** Start RECORDS FOR PROCESSING **
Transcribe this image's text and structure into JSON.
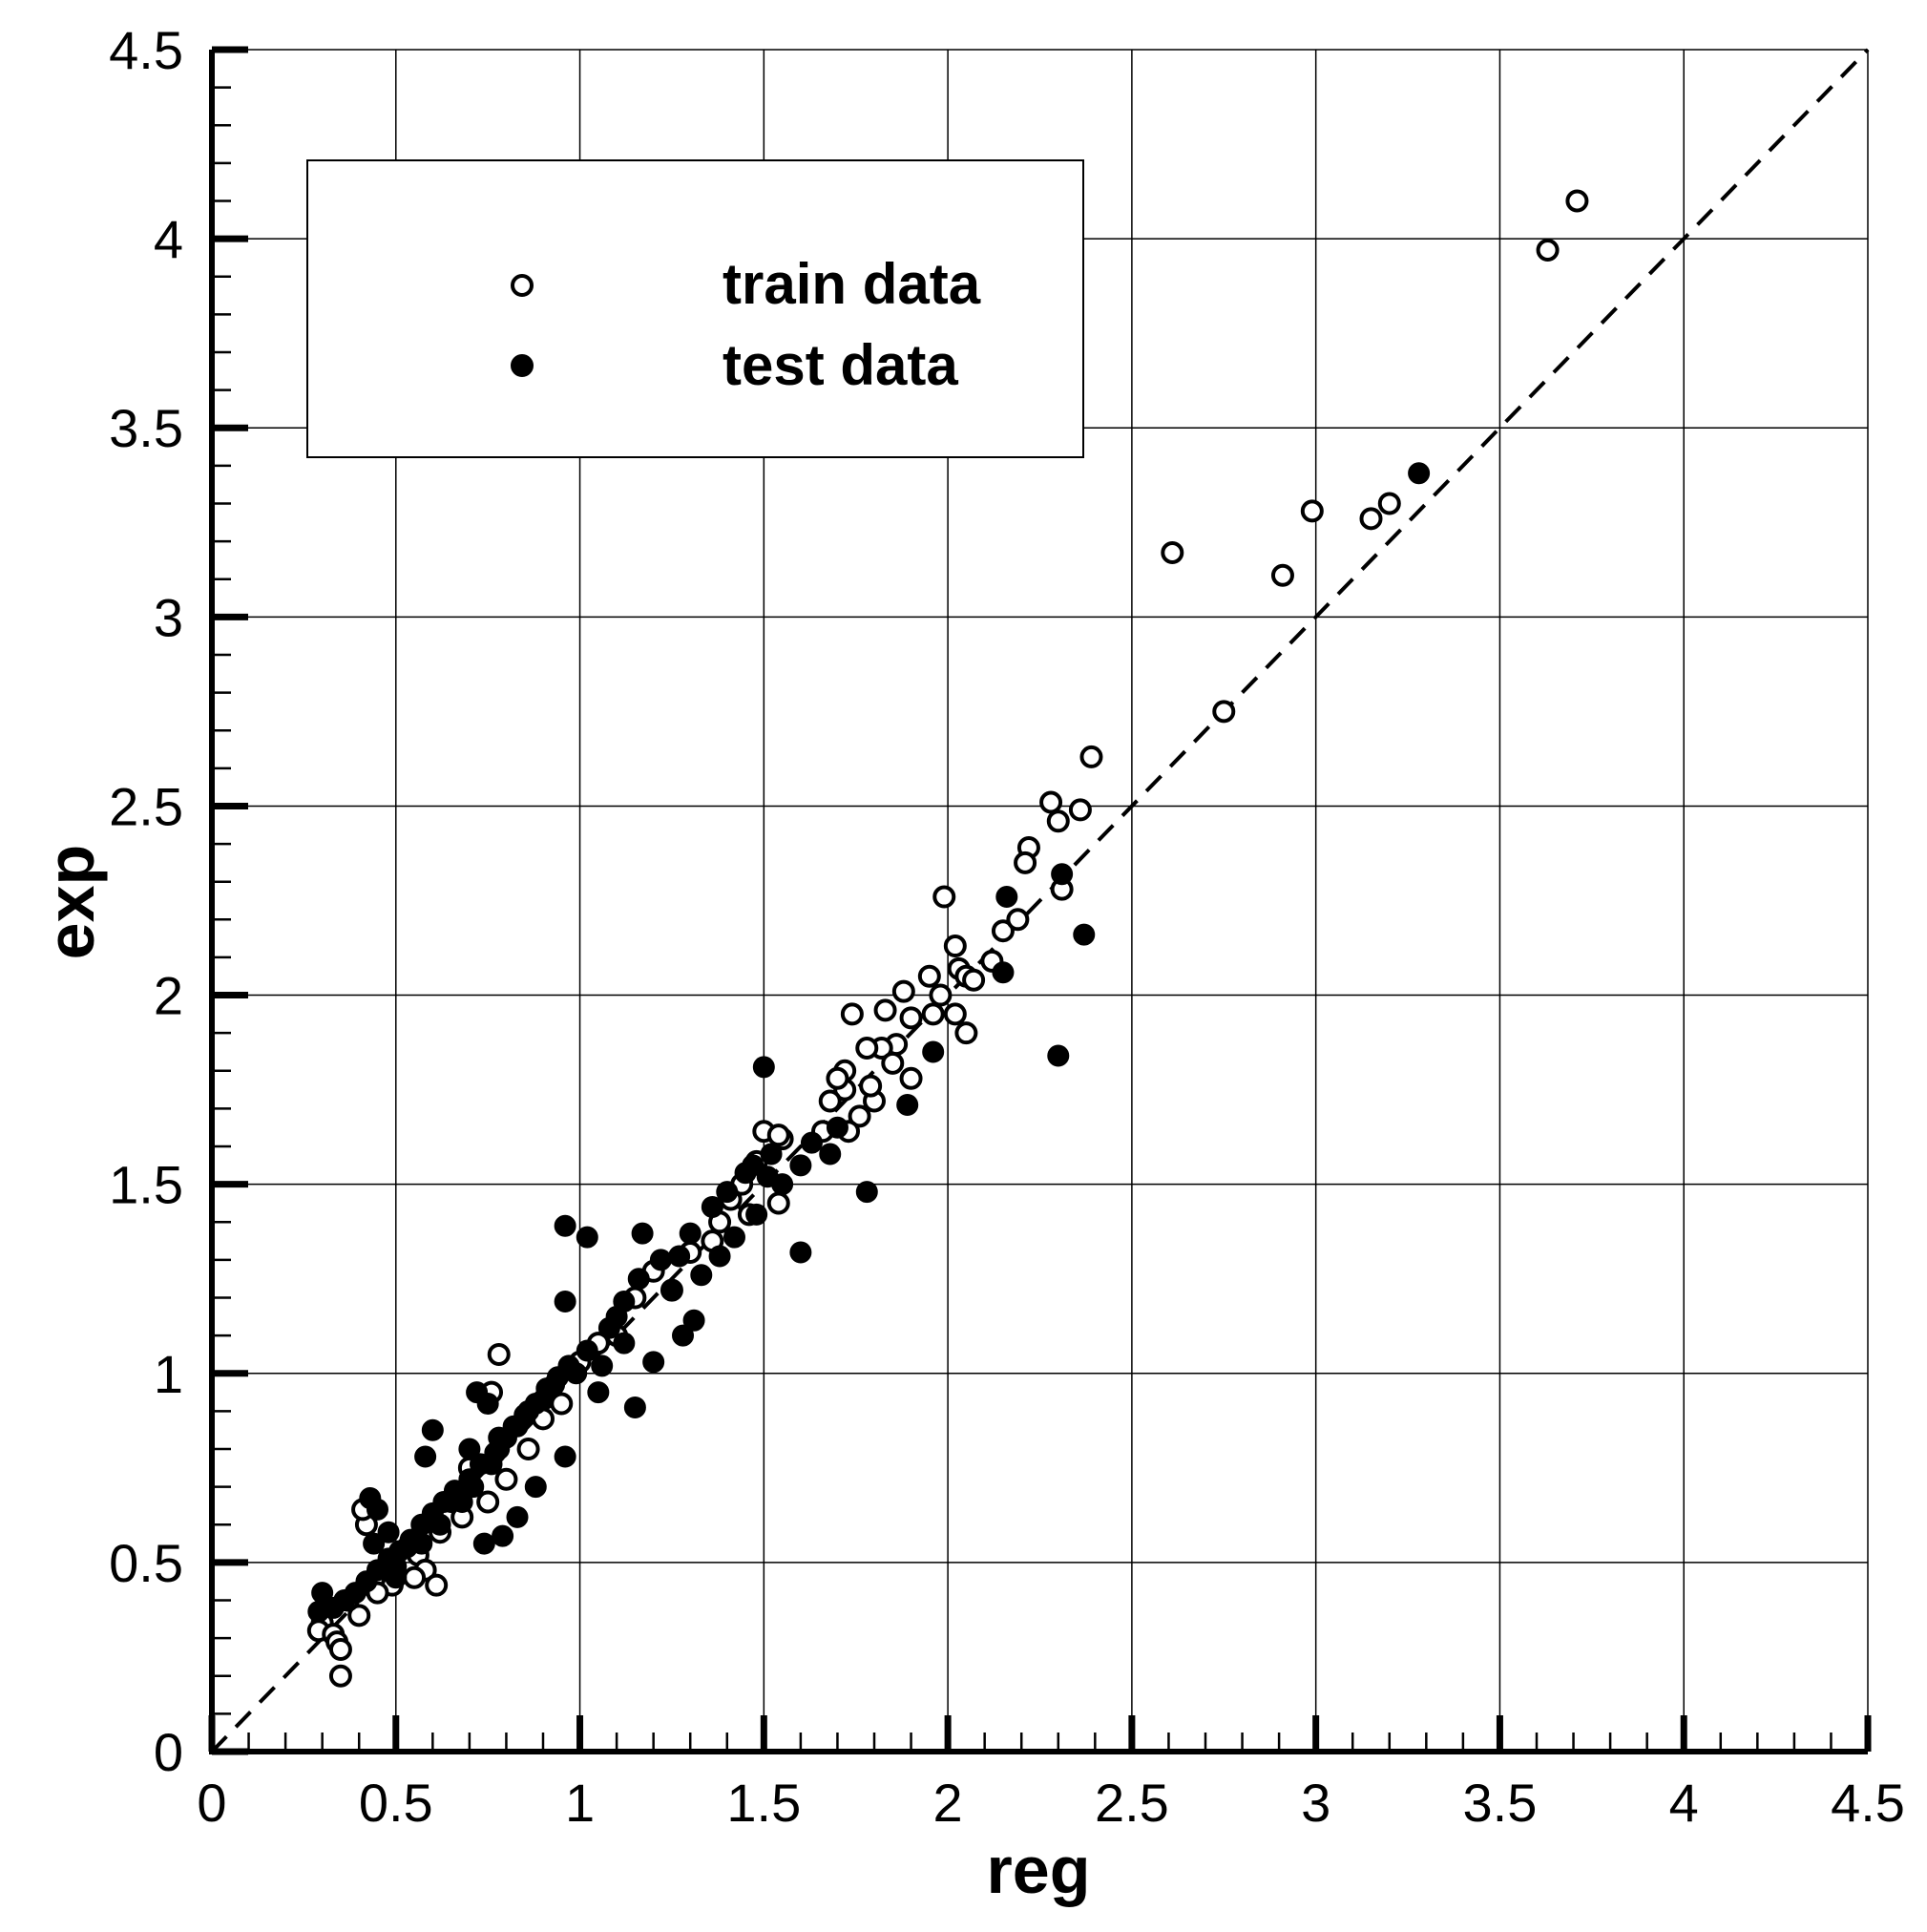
{
  "chart_data": {
    "type": "scatter",
    "title": "",
    "xlabel": "reg",
    "ylabel": "exp",
    "xlim": [
      0,
      4.5
    ],
    "ylim": [
      0,
      4.5
    ],
    "x_ticks": [
      "0",
      "0.5",
      "1",
      "1.5",
      "2",
      "2.5",
      "3",
      "3.5",
      "4",
      "4.5"
    ],
    "y_ticks": [
      "0",
      "0.5",
      "1",
      "1.5",
      "2",
      "2.5",
      "3",
      "3.5",
      "4",
      "4.5"
    ],
    "grid": true,
    "legend_position": "top-left",
    "reference_line": {
      "style": "dashed",
      "from": [
        0,
        0
      ],
      "to": [
        4.5,
        4.5
      ]
    },
    "series": [
      {
        "name": "train data",
        "marker": "open-circle",
        "color": "#000000",
        "points": [
          [
            3.71,
            4.1
          ],
          [
            3.63,
            3.97
          ],
          [
            3.2,
            3.3
          ],
          [
            3.15,
            3.26
          ],
          [
            2.99,
            3.28
          ],
          [
            2.91,
            3.11
          ],
          [
            2.61,
            3.17
          ],
          [
            2.75,
            2.75
          ],
          [
            2.39,
            2.63
          ],
          [
            2.28,
            2.51
          ],
          [
            2.3,
            2.46
          ],
          [
            2.36,
            2.49
          ],
          [
            2.22,
            2.39
          ],
          [
            2.21,
            2.35
          ],
          [
            2.31,
            2.28
          ],
          [
            1.99,
            2.26
          ],
          [
            2.15,
            2.17
          ],
          [
            2.02,
            2.13
          ],
          [
            2.03,
            2.07
          ],
          [
            2.05,
            2.05
          ],
          [
            2.07,
            2.04
          ],
          [
            2.12,
            2.09
          ],
          [
            2.19,
            2.2
          ],
          [
            1.95,
            2.05
          ],
          [
            1.88,
            2.01
          ],
          [
            1.98,
            2.0
          ],
          [
            1.74,
            1.95
          ],
          [
            1.83,
            1.96
          ],
          [
            1.86,
            1.87
          ],
          [
            1.82,
            1.86
          ],
          [
            1.9,
            1.94
          ],
          [
            1.96,
            1.95
          ],
          [
            2.02,
            1.95
          ],
          [
            2.05,
            1.9
          ],
          [
            1.72,
            1.8
          ],
          [
            1.78,
            1.86
          ],
          [
            1.8,
            1.72
          ],
          [
            1.79,
            1.76
          ],
          [
            1.9,
            1.78
          ],
          [
            1.85,
            1.82
          ],
          [
            1.72,
            1.75
          ],
          [
            1.7,
            1.78
          ],
          [
            1.76,
            1.68
          ],
          [
            1.66,
            1.64
          ],
          [
            1.73,
            1.64
          ],
          [
            1.68,
            1.72
          ],
          [
            1.55,
            1.62
          ],
          [
            1.5,
            1.64
          ],
          [
            1.54,
            1.63
          ],
          [
            1.48,
            1.56
          ],
          [
            1.44,
            1.5
          ],
          [
            1.46,
            1.42
          ],
          [
            1.54,
            1.45
          ],
          [
            1.38,
            1.4
          ],
          [
            1.41,
            1.46
          ],
          [
            1.36,
            1.35
          ],
          [
            1.3,
            1.32
          ],
          [
            1.2,
            1.27
          ],
          [
            1.25,
            1.22
          ],
          [
            1.15,
            1.2
          ],
          [
            1.1,
            1.1
          ],
          [
            1.05,
            1.08
          ],
          [
            1.0,
            1.03
          ],
          [
            0.78,
            1.05
          ],
          [
            0.76,
            0.95
          ],
          [
            0.95,
            0.92
          ],
          [
            0.9,
            0.88
          ],
          [
            0.86,
            0.8
          ],
          [
            0.7,
            0.75
          ],
          [
            0.8,
            0.72
          ],
          [
            0.75,
            0.66
          ],
          [
            0.68,
            0.62
          ],
          [
            0.62,
            0.58
          ],
          [
            0.56,
            0.52
          ],
          [
            0.58,
            0.48
          ],
          [
            0.61,
            0.44
          ],
          [
            0.55,
            0.46
          ],
          [
            0.49,
            0.44
          ],
          [
            0.45,
            0.42
          ],
          [
            0.4,
            0.36
          ],
          [
            0.37,
            0.4
          ],
          [
            0.3,
            0.34
          ],
          [
            0.29,
            0.32
          ],
          [
            0.33,
            0.31
          ],
          [
            0.34,
            0.29
          ],
          [
            0.35,
            0.27
          ],
          [
            0.35,
            0.2
          ],
          [
            0.42,
            0.6
          ],
          [
            0.41,
            0.64
          ]
        ]
      },
      {
        "name": "test data",
        "marker": "filled-circle",
        "color": "#000000",
        "points": [
          [
            3.28,
            3.38
          ],
          [
            2.31,
            2.32
          ],
          [
            2.16,
            2.26
          ],
          [
            2.37,
            2.16
          ],
          [
            2.3,
            1.84
          ],
          [
            2.15,
            2.06
          ],
          [
            1.96,
            1.85
          ],
          [
            1.89,
            1.71
          ],
          [
            1.78,
            1.48
          ],
          [
            1.6,
            1.32
          ],
          [
            1.5,
            1.81
          ],
          [
            1.51,
            1.52
          ],
          [
            1.45,
            1.53
          ],
          [
            1.4,
            1.48
          ],
          [
            1.36,
            1.44
          ],
          [
            1.3,
            1.37
          ],
          [
            1.27,
            1.31
          ],
          [
            1.17,
            1.37
          ],
          [
            1.22,
            1.3
          ],
          [
            1.16,
            1.25
          ],
          [
            1.12,
            1.19
          ],
          [
            1.1,
            1.15
          ],
          [
            1.08,
            1.12
          ],
          [
            1.02,
            1.06
          ],
          [
            0.97,
            1.02
          ],
          [
            0.96,
            1.39
          ],
          [
            1.02,
            1.36
          ],
          [
            0.96,
            1.19
          ],
          [
            0.93,
            0.97
          ],
          [
            0.9,
            0.93
          ],
          [
            0.86,
            0.9
          ],
          [
            0.83,
            0.86
          ],
          [
            0.8,
            0.83
          ],
          [
            0.77,
            0.79
          ],
          [
            0.73,
            0.76
          ],
          [
            0.7,
            0.72
          ],
          [
            0.66,
            0.69
          ],
          [
            0.63,
            0.66
          ],
          [
            0.6,
            0.63
          ],
          [
            0.57,
            0.6
          ],
          [
            0.54,
            0.56
          ],
          [
            0.51,
            0.53
          ],
          [
            0.48,
            0.51
          ],
          [
            0.45,
            0.48
          ],
          [
            0.42,
            0.45
          ],
          [
            0.39,
            0.42
          ],
          [
            0.36,
            0.4
          ],
          [
            0.33,
            0.38
          ],
          [
            0.3,
            0.42
          ],
          [
            0.29,
            0.37
          ],
          [
            0.43,
            0.67
          ],
          [
            0.45,
            0.64
          ],
          [
            0.48,
            0.58
          ],
          [
            0.44,
            0.55
          ],
          [
            0.5,
            0.46
          ],
          [
            0.6,
            0.85
          ],
          [
            0.58,
            0.78
          ],
          [
            0.72,
            0.95
          ],
          [
            0.75,
            0.92
          ],
          [
            0.78,
            0.83
          ],
          [
            0.7,
            0.8
          ],
          [
            0.68,
            0.66
          ],
          [
            0.74,
            0.55
          ],
          [
            0.79,
            0.57
          ],
          [
            0.83,
            0.62
          ],
          [
            0.88,
            0.7
          ],
          [
            0.96,
            0.78
          ],
          [
            1.05,
            0.95
          ],
          [
            1.15,
            0.91
          ],
          [
            1.2,
            1.03
          ],
          [
            1.28,
            1.1
          ],
          [
            1.31,
            1.14
          ],
          [
            1.33,
            1.26
          ],
          [
            1.38,
            1.31
          ],
          [
            1.42,
            1.36
          ],
          [
            1.48,
            1.42
          ],
          [
            1.55,
            1.5
          ],
          [
            1.6,
            1.55
          ],
          [
            1.63,
            1.61
          ],
          [
            1.68,
            1.58
          ],
          [
            1.7,
            1.65
          ],
          [
            1.52,
            1.58
          ],
          [
            1.47,
            1.55
          ],
          [
            1.25,
            1.22
          ],
          [
            1.12,
            1.08
          ],
          [
            1.06,
            1.02
          ],
          [
            0.99,
            1.0
          ],
          [
            0.94,
            0.99
          ],
          [
            0.91,
            0.96
          ],
          [
            0.88,
            0.92
          ],
          [
            0.85,
            0.89
          ],
          [
            0.82,
            0.86
          ],
          [
            0.78,
            0.8
          ],
          [
            0.76,
            0.76
          ],
          [
            0.71,
            0.7
          ],
          [
            0.65,
            0.66
          ],
          [
            0.62,
            0.6
          ],
          [
            0.57,
            0.55
          ],
          [
            0.53,
            0.54
          ],
          [
            0.5,
            0.49
          ]
        ]
      }
    ]
  }
}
** End RECORDS FOR PROCESSING **
_AIM OF THE EXERCISE_:
Only the number is needed here: how many lines of the records contain "marker"?

_CORRECT ANSWER_:
2